A run of records
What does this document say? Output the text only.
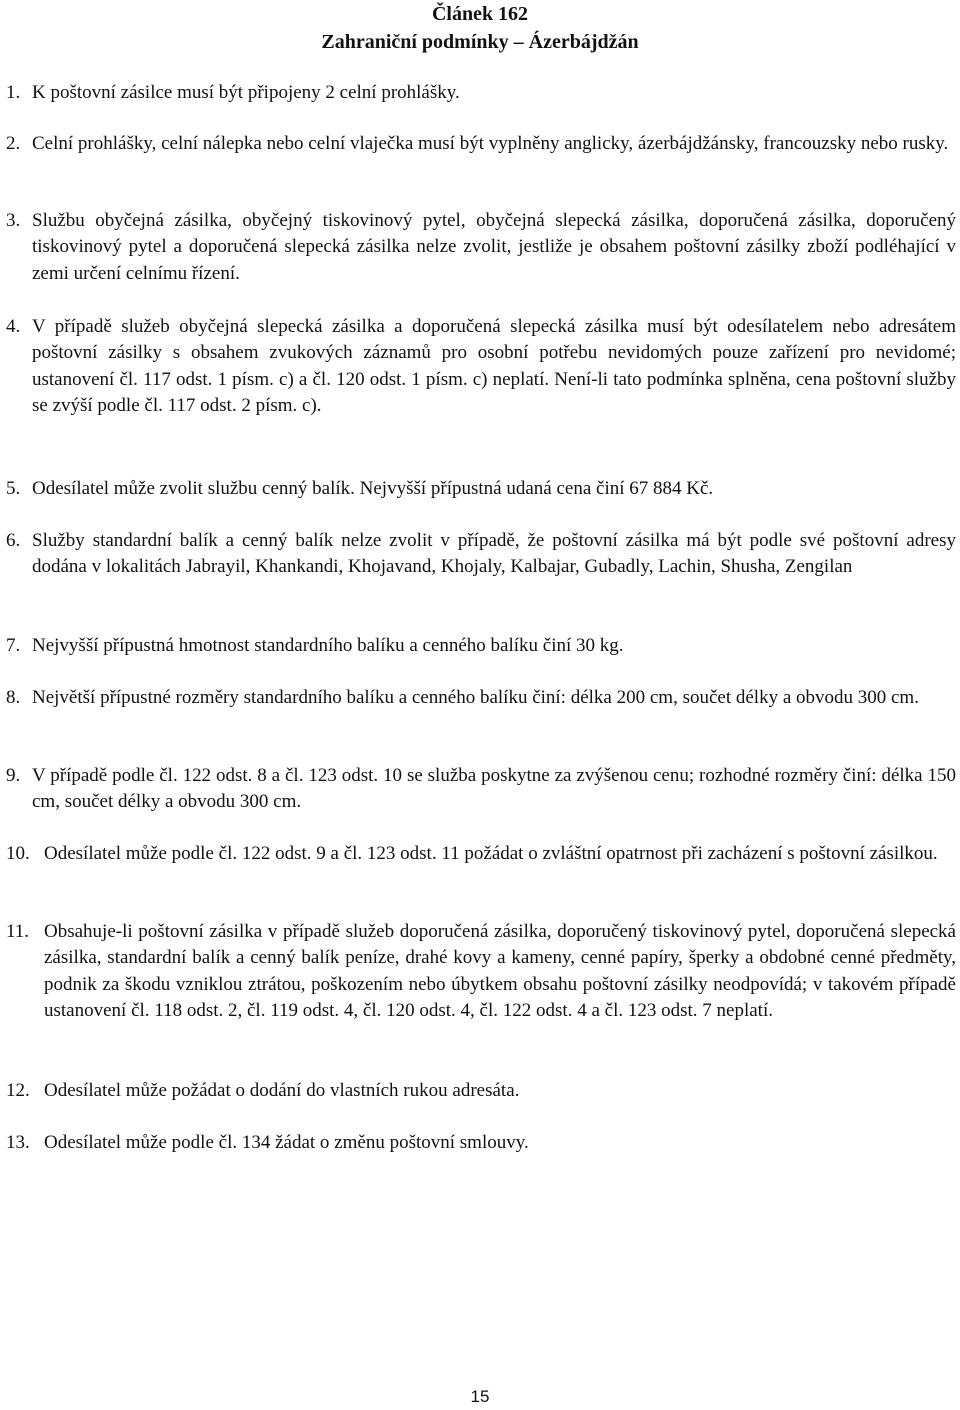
Článek 162
Zahraniční podmínky – Ázerbájdžán
1. K poštovní zásilce musí být připojeny 2 celní prohlášky.
2. Celní prohlášky, celní nálepka nebo celní vlaječka musí být vyplněny anglicky, ázerbájdžánsky, francouzsky nebo rusky.
3. Službu obyčejná zásilka, obyčejný tiskovinový pytel, obyčejná slepecká zásilka, doporučená zásilka, doporučený tiskovinový pytel a doporučená slepecká zásilka nelze zvolit, jestliže je obsahem poštovní zásilky zboží podléhající v zemi určení celnímu řízení.
4. V případě služeb obyčejná slepecká zásilka a doporučená slepecká zásilka musí být odesílatelem nebo adresátem poštovní zásilky s obsahem zvukových záznamů pro osobní potřebu nevidomých pouze zařízení pro nevidomé; ustanovení čl. 117 odst. 1 písm. c) a čl. 120 odst. 1 písm. c) neplatí. Není-li tato podmínka splněna, cena poštovní služby se zvýší podle čl. 117 odst. 2 písm. c).
5. Odesílatel může zvolit službu cenný balík. Nejvyšší přípustná udaná cena činí 67 884 Kč.
6. Služby standardní balík a cenný balík nelze zvolit v případě, že poštovní zásilka má být podle své poštovní adresy dodána v lokalitách Jabrayil, Khankandi, Khojavand, Khojaly, Kalbajar, Gubadly, Lachin, Shusha, Zengilan
7. Nejvyšší přípustná hmotnost standardního balíku a cenného balíku činí 30 kg.
8. Největší přípustné rozměry standardního balíku a cenného balíku činí: délka 200 cm, součet délky a obvodu 300 cm.
9. V případě podle čl. 122 odst. 8 a čl. 123 odst. 10 se služba poskytne za zvýšenou cenu; rozhodné rozměry činí: délka 150 cm, součet délky a obvodu 300 cm.
10. Odesílatel může podle čl. 122 odst. 9 a čl. 123 odst. 11 požádat o zvláštní opatrnost při zacházení s poštovní zásilkou.
11. Obsahuje-li poštovní zásilka v případě služeb doporučená zásilka, doporučený tiskovinový pytel, doporučená slepecká zásilka, standardní balík a cenný balík peníze, drahé kovy a kameny, cenné papíry, šperky a obdobné cenné předměty, podnik za škodu vzniklou ztrátou, poškozením nebo úbytkem obsahu poštovní zásilky neodpovídá; v takovém případě ustanovení čl. 118 odst. 2, čl. 119 odst. 4, čl. 120 odst. 4, čl. 122 odst. 4 a čl. 123 odst. 7 neplatí.
12. Odesílatel může požádat o dodání do vlastních rukou adresáta.
13. Odesílatel může podle čl. 134 žádat o změnu poštovní smlouvy.
15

→ **Problem description**
Give the number of lines that carry the word "přípustná", with nothing added.

→ **Final result**
2